[Document passage — start]

Insulin Silences Apolipoprotein B mRNA Translation by Inducing Intracellular Traffic into Cytoplasmic RNA Granules

Abstract

Insulin is a potent inducer of global mRNA translation and protein synthesis, yet it negatively regulates apolipoprotein B (apoB) mRNA translation, via an unknown mechanism. ApoB mRNA has a long half-life of 16 h, suggesting intracellular storage as mRNPs likely in the form of RNA granules. The availability of apoB mRNA for translation may be regulated by the rate of release from translationally silenced mRNPs within cytoplasmic foci called processing bodies (P bodies). In this report, we directly imaged intracellular apoB mRNA traffic and determined whether insulin silences apoB mRNA translation by entering cytoplasmic P bodies. We assessed the colocalization of apoB mRNA and β-globin mRNA (as a control) with P body (PB) markers using a strong interaction between the bacteriophage capsid protein MS2 and a sequence specific RNA stem-loop structure. We observed statistically significant increases in the localization of apoB mRNA into P bodies 4-16 h after insulin treatment (by 72-89%). The movement of apoB mRNA into cytoplasmic P bodies correlated with reduced translational efficiency as assessed by polysomal profiling and measurement of apoB mRNA abundance. PB localization of β-globin mRNA was insensitive to insulin treatment, suggesting selective regulation of apoB mRNA by insulin. Overall, our data suggest that insulin may specifically silence apoB mRNA translation by reprogramming its mRNA into P bodies and reducing the size of translationally competent mRNA pools. Translational control via traffic into cytoplasmic RNA granules may be an important mechanism for controlling the rate of apoB synthesis and hepatic lipoprotein production.

[Document passage — finish]

Activity
Answer these questions from the abstract on insulin and apoB mRNA:
1. What half-life does the abstract give for apoB mRNA?
2. Which mRNA served as the control?
3. By what percentage did apoB mRNA localization into P bodies increase after insulin treatment, and over what time window?

[Entries shown — start]

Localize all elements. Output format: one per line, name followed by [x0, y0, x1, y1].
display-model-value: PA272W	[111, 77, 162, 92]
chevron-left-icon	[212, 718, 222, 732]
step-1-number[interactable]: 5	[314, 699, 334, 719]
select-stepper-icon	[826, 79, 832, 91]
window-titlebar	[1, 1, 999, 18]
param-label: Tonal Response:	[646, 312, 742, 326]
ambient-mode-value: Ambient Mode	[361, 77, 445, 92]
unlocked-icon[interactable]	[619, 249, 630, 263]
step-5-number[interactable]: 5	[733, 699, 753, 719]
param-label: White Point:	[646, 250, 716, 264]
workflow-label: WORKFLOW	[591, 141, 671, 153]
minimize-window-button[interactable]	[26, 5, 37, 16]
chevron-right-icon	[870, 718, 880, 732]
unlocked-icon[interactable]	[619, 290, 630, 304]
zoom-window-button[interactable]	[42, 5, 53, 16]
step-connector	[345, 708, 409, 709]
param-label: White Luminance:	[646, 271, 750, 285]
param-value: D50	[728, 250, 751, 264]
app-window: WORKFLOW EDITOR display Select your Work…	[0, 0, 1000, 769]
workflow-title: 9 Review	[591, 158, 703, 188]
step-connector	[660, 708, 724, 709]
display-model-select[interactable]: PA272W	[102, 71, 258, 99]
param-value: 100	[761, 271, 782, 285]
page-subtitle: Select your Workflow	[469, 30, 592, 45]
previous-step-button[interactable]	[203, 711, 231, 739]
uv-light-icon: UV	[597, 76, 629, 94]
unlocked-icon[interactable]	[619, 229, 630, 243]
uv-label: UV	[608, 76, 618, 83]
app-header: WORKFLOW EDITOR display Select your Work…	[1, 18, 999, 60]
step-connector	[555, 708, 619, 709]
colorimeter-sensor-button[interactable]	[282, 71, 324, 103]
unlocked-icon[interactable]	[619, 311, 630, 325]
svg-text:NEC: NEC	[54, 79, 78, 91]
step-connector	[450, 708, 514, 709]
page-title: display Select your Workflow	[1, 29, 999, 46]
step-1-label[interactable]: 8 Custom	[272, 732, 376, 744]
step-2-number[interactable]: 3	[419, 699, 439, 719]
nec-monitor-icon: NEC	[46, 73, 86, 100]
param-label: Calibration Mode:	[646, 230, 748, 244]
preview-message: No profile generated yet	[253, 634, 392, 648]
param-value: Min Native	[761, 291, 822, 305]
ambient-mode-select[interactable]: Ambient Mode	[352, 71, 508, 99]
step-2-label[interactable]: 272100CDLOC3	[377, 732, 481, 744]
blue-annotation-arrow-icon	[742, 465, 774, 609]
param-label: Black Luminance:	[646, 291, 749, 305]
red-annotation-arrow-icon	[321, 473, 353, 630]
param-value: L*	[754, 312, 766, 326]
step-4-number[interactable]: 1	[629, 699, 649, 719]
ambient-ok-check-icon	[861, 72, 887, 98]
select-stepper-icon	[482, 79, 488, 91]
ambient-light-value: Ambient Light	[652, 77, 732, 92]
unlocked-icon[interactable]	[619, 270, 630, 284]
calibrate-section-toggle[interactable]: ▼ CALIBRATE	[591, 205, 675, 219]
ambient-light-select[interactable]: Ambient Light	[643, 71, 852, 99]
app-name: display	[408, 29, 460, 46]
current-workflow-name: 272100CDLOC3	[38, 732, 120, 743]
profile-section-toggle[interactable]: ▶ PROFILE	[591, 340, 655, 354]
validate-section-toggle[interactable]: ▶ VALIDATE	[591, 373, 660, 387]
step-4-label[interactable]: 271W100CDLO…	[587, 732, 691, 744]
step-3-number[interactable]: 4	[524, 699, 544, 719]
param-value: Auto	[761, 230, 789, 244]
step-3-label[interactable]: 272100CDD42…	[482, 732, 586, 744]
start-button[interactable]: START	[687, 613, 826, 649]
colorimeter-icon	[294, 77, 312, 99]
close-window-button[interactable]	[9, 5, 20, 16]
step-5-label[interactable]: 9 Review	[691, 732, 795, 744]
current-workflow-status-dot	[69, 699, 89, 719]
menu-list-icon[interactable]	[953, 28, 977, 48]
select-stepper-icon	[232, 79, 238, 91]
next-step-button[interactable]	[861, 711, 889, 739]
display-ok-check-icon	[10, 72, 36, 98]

[Entries shown — finish]

Solution to this exercise
1. 16 h.
2. β-globin mRNA.
3. By 72-89%, 4-16 h after insulin treatment.